--- Start of DATASET ROWS ---

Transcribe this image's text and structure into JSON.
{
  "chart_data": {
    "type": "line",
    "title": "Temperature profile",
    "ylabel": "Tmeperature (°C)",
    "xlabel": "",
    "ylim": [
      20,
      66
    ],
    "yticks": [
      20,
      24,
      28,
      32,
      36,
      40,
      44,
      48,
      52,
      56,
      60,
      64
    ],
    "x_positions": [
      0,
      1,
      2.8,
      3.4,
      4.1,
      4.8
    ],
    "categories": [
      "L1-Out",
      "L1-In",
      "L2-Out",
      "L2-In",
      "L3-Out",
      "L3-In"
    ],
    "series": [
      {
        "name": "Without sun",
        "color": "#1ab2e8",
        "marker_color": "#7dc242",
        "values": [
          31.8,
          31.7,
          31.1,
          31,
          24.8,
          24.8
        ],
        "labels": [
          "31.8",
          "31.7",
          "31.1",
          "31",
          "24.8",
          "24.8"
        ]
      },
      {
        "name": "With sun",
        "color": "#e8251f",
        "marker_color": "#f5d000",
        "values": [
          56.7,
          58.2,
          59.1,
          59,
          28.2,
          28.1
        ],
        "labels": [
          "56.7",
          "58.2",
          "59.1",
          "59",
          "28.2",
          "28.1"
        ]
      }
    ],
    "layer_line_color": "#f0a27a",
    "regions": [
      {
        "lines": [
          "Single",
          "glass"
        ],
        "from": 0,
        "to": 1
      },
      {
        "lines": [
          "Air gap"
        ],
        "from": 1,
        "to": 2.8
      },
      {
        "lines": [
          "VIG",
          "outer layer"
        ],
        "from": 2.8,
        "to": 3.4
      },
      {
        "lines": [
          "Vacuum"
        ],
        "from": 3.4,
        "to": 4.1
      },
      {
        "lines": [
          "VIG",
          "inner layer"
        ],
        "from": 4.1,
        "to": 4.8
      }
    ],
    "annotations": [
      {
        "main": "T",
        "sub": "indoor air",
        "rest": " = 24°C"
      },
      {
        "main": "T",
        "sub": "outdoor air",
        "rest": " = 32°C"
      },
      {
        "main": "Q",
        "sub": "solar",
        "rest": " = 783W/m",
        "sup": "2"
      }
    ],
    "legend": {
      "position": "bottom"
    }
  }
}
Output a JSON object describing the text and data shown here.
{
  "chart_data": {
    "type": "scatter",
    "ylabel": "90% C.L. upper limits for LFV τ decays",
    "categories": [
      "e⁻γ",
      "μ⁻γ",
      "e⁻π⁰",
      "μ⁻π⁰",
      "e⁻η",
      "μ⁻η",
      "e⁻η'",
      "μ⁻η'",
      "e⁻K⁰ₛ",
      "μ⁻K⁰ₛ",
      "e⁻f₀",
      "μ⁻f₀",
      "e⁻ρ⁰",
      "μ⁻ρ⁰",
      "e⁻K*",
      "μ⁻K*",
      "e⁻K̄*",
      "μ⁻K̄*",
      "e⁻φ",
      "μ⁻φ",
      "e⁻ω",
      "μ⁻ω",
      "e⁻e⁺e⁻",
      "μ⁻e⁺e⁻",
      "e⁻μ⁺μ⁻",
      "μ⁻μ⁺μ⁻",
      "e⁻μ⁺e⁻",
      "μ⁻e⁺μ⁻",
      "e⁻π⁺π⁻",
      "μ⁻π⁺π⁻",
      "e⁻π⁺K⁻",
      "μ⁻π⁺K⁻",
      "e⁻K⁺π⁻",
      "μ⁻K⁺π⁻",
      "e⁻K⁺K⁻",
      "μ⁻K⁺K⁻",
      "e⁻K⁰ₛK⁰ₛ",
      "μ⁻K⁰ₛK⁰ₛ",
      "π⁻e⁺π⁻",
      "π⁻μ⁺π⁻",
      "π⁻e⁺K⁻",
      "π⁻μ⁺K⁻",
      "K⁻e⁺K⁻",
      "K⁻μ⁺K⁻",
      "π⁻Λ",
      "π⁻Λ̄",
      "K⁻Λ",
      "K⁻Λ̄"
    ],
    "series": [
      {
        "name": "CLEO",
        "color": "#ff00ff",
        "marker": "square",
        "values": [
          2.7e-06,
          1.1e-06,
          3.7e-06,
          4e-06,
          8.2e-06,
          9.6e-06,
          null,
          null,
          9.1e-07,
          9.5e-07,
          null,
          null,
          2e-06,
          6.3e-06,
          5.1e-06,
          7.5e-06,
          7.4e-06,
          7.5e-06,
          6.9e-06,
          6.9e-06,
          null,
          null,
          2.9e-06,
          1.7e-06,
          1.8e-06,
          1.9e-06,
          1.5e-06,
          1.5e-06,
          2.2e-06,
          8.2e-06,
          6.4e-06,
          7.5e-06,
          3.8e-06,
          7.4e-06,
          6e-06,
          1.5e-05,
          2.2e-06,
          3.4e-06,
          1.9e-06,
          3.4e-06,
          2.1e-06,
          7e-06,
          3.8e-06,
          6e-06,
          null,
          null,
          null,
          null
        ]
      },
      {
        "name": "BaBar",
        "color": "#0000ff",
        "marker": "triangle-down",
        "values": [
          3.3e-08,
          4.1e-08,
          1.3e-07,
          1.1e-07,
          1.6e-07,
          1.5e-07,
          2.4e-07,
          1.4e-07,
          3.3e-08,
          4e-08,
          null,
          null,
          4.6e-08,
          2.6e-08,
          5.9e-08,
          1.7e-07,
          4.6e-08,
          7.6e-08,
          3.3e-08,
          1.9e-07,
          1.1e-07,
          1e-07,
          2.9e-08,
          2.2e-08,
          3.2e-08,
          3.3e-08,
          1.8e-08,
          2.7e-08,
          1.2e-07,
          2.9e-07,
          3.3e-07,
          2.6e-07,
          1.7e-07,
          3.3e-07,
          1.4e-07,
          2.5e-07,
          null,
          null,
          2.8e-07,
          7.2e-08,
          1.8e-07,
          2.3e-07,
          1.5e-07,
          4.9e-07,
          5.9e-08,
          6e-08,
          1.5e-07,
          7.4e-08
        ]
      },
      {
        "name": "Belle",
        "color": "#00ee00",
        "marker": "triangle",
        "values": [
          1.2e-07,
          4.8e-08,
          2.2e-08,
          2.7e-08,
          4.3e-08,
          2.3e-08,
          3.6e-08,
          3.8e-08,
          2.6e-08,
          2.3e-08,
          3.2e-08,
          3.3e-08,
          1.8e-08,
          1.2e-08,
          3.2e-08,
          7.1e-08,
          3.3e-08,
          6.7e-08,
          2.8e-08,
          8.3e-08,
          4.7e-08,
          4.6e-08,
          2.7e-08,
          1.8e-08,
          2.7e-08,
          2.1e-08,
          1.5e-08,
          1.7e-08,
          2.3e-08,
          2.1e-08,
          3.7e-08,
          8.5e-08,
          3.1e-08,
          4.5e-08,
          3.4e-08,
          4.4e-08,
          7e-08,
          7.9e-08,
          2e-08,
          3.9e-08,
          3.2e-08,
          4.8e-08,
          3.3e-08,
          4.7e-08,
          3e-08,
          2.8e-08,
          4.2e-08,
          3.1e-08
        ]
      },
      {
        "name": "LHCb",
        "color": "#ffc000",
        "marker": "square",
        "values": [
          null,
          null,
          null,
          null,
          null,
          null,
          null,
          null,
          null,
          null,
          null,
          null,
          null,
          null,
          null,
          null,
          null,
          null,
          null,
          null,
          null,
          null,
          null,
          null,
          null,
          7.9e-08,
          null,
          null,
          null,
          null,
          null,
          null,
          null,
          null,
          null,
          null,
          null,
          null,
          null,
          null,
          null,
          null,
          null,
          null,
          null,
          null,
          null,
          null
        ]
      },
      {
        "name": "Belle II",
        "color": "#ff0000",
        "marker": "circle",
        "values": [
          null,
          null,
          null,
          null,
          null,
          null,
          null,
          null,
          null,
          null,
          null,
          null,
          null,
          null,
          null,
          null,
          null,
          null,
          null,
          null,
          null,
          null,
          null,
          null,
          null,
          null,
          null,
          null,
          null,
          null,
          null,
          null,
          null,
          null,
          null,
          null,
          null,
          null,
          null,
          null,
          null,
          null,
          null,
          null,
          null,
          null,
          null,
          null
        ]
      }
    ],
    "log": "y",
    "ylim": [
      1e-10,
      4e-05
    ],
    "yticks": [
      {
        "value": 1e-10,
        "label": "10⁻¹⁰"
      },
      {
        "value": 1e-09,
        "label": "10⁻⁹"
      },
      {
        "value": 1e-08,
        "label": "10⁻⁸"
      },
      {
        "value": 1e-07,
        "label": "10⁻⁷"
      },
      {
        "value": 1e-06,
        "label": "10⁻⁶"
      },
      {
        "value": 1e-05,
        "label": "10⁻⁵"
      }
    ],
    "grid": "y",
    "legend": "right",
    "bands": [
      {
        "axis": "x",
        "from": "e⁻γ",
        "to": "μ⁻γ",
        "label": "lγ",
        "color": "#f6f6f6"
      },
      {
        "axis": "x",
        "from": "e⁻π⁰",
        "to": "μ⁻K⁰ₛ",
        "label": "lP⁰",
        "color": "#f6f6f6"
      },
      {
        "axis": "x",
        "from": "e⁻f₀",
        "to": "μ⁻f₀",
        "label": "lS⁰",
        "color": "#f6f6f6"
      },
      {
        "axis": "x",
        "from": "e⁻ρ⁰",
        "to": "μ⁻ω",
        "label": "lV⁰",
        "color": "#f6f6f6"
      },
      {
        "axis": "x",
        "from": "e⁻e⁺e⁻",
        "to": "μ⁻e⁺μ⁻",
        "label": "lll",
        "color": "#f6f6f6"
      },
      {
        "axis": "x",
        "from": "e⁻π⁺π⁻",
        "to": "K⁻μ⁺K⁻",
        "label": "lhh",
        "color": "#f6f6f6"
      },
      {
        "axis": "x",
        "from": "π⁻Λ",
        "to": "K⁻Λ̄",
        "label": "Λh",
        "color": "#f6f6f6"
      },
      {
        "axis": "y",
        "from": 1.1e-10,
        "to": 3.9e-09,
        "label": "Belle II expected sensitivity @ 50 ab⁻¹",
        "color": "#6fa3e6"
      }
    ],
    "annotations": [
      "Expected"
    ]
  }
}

--- End of DATASET ROWS ---

__PROBLEM DESCRIPTION__: Select every line where the word "Belle" occurs.

__RESPONSE BELOW__:
        "name": "Belle",
        "name": "Belle II",
        "label": "Belle II expected sensitivity @ 50 ab⁻¹",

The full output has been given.